Drop every picture and give the entries back exactly.

**Data extract**.
---+---

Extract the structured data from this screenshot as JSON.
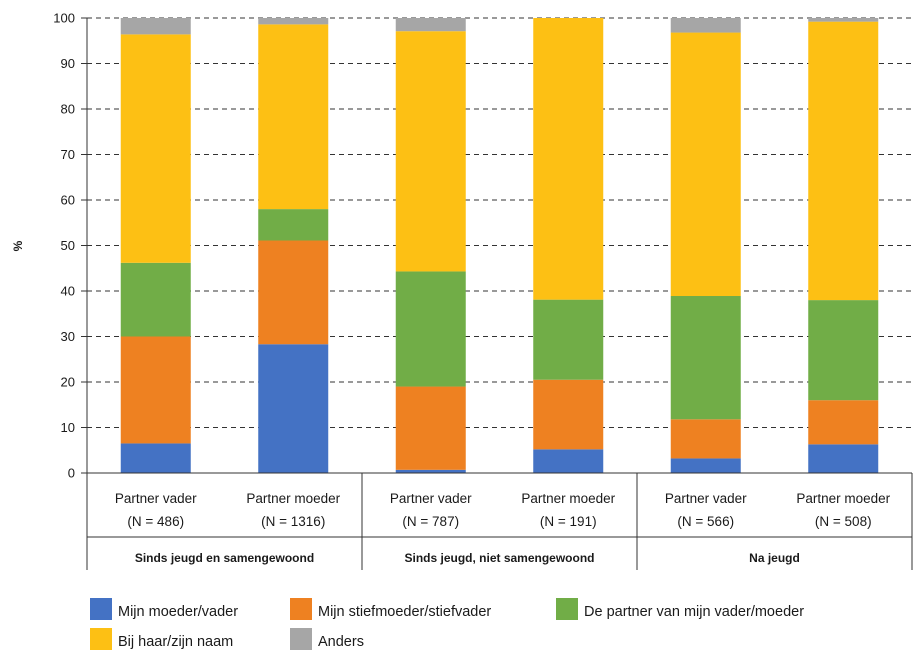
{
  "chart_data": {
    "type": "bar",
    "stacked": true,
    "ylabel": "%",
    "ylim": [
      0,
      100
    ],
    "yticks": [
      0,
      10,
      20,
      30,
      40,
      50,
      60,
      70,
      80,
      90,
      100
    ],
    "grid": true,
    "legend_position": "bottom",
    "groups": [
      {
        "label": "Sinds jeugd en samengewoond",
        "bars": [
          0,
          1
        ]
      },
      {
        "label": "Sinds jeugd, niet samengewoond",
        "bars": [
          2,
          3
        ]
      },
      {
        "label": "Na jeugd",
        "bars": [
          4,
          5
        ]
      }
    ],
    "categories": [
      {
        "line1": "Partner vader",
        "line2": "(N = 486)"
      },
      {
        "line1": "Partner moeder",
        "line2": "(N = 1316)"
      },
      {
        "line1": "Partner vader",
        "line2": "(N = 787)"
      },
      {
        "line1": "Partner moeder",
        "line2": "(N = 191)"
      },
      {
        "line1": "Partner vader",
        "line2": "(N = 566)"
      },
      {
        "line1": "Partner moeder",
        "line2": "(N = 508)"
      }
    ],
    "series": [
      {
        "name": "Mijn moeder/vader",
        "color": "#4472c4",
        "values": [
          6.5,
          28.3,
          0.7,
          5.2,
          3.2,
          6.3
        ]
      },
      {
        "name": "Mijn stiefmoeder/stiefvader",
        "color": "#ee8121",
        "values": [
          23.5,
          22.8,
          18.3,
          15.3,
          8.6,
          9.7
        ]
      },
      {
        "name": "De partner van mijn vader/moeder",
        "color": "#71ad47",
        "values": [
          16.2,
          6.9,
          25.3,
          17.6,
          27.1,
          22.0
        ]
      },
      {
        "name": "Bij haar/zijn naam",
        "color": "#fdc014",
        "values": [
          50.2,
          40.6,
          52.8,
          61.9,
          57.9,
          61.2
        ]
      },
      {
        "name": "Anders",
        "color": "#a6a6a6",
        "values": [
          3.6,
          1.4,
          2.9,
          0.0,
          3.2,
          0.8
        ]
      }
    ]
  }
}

---+---

**Output**.
Extract the structured data from this screenshot as JSON.
{
  "chart_data": {
    "type": "bar",
    "stacked": true,
    "ylabel": "%",
    "ylim": [
      0,
      100
    ],
    "yticks": [
      0,
      10,
      20,
      30,
      40,
      50,
      60,
      70,
      80,
      90,
      100
    ],
    "grid": true,
    "legend_position": "bottom",
    "groups": [
      {
        "label": "Sinds jeugd en samengewoond",
        "bars": [
          0,
          1
        ]
      },
      {
        "label": "Sinds jeugd, niet samengewoond",
        "bars": [
          2,
          3
        ]
      },
      {
        "label": "Na jeugd",
        "bars": [
          4,
          5
        ]
      }
    ],
    "categories": [
      {
        "line1": "Partner vader",
        "line2": "(N = 486)"
      },
      {
        "line1": "Partner moeder",
        "line2": "(N = 1316)"
      },
      {
        "line1": "Partner vader",
        "line2": "(N = 787)"
      },
      {
        "line1": "Partner moeder",
        "line2": "(N = 191)"
      },
      {
        "line1": "Partner vader",
        "line2": "(N = 566)"
      },
      {
        "line1": "Partner moeder",
        "line2": "(N = 508)"
      }
    ],
    "series": [
      {
        "name": "Mijn moeder/vader",
        "color": "#4472c4",
        "values": [
          6.5,
          28.3,
          0.7,
          5.2,
          3.2,
          6.3
        ]
      },
      {
        "name": "Mijn stiefmoeder/stiefvader",
        "color": "#ee8121",
        "values": [
          23.5,
          22.8,
          18.3,
          15.3,
          8.6,
          9.7
        ]
      },
      {
        "name": "De partner van mijn vader/moeder",
        "color": "#71ad47",
        "values": [
          16.2,
          6.9,
          25.3,
          17.6,
          27.1,
          22.0
        ]
      },
      {
        "name": "Bij haar/zijn naam",
        "color": "#fdc014",
        "values": [
          50.2,
          40.6,
          52.8,
          61.9,
          57.9,
          61.2
        ]
      },
      {
        "name": "Anders",
        "color": "#a6a6a6",
        "values": [
          3.6,
          1.4,
          2.9,
          0.0,
          3.2,
          0.8
        ]
      }
    ]
  }
}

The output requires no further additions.